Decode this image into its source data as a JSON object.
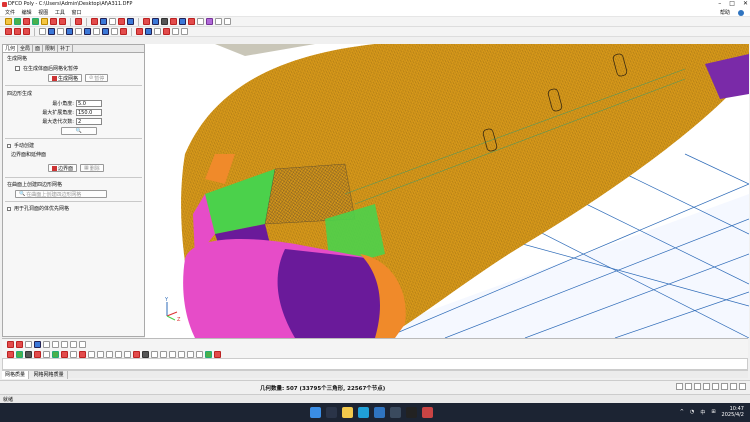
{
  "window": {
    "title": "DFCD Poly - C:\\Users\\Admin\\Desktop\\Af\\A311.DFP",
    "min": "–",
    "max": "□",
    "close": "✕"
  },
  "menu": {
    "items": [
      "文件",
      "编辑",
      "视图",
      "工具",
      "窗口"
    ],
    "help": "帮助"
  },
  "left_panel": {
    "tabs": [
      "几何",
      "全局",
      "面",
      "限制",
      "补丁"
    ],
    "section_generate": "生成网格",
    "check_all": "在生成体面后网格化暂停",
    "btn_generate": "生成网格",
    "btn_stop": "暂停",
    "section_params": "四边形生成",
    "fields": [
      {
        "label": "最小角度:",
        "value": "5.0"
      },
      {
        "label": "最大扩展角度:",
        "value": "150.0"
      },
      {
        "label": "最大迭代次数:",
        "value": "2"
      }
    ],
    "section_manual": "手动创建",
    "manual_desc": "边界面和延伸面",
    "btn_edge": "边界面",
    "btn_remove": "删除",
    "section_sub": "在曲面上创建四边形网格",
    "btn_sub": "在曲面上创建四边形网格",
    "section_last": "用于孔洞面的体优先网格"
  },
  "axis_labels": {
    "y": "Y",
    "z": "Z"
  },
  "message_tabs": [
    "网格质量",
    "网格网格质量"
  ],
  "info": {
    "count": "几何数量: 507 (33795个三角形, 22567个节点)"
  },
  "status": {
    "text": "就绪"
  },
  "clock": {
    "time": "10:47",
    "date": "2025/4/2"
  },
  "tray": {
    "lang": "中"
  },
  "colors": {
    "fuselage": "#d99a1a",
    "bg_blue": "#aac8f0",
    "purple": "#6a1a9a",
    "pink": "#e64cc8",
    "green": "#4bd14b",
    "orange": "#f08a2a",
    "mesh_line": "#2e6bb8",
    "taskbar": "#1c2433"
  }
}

+ + + + + + +

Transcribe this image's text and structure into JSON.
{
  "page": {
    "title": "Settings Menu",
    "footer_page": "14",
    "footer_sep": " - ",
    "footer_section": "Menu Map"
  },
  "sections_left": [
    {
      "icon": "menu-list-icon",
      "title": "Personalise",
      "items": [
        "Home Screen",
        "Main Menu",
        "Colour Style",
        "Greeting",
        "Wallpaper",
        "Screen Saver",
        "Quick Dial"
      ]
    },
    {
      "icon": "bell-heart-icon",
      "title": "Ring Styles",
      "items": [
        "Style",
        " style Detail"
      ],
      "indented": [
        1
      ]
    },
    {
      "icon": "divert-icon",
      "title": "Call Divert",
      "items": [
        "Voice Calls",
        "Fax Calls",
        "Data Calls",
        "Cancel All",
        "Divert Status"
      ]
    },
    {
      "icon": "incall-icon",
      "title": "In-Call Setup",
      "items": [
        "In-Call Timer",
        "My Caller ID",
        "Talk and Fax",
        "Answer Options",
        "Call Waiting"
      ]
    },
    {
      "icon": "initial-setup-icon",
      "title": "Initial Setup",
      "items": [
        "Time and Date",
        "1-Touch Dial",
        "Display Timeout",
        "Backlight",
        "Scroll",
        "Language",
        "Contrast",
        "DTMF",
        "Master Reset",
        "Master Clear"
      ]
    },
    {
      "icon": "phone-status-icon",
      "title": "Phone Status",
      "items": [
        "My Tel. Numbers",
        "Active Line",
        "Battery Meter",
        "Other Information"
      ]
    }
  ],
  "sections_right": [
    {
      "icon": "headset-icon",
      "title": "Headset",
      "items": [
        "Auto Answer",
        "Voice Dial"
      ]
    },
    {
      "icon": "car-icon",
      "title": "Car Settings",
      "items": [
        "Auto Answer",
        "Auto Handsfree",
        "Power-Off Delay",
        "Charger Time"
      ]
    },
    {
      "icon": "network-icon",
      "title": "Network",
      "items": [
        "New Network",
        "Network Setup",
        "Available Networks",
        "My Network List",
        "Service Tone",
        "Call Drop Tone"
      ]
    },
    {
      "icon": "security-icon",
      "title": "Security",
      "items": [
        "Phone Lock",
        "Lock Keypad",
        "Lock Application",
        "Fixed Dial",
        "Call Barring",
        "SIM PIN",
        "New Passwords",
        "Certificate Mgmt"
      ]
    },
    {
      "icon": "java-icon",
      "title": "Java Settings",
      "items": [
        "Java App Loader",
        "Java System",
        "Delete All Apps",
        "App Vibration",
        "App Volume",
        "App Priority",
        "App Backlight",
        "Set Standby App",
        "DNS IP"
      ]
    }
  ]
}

+ + + + + + +

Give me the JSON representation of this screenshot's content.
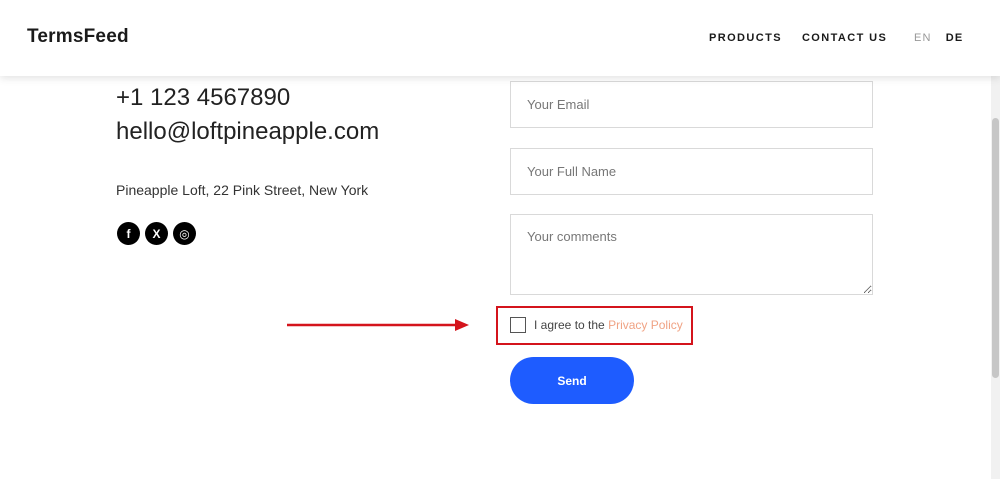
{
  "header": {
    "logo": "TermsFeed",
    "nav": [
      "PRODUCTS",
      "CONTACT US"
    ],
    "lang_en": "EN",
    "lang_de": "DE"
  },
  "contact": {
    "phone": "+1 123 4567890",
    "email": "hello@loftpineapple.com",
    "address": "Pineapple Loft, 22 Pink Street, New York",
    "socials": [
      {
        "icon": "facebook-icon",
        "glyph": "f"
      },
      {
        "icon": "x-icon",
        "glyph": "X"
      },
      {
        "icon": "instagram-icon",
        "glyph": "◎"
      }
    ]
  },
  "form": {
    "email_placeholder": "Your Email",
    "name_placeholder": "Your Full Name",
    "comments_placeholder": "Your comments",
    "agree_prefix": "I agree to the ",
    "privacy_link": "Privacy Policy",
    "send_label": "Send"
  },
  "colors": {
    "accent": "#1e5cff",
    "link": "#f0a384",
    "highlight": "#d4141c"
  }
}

+ + + + + + +

**WHAT YOU WILL DO**
Show all lines above holding "Dial".

**SOLUTION FOR THIS EXERCISE**
        "Quick Dial"
        "1-Touch Dial",
        "Voice Dial"
        "Fixed Dial",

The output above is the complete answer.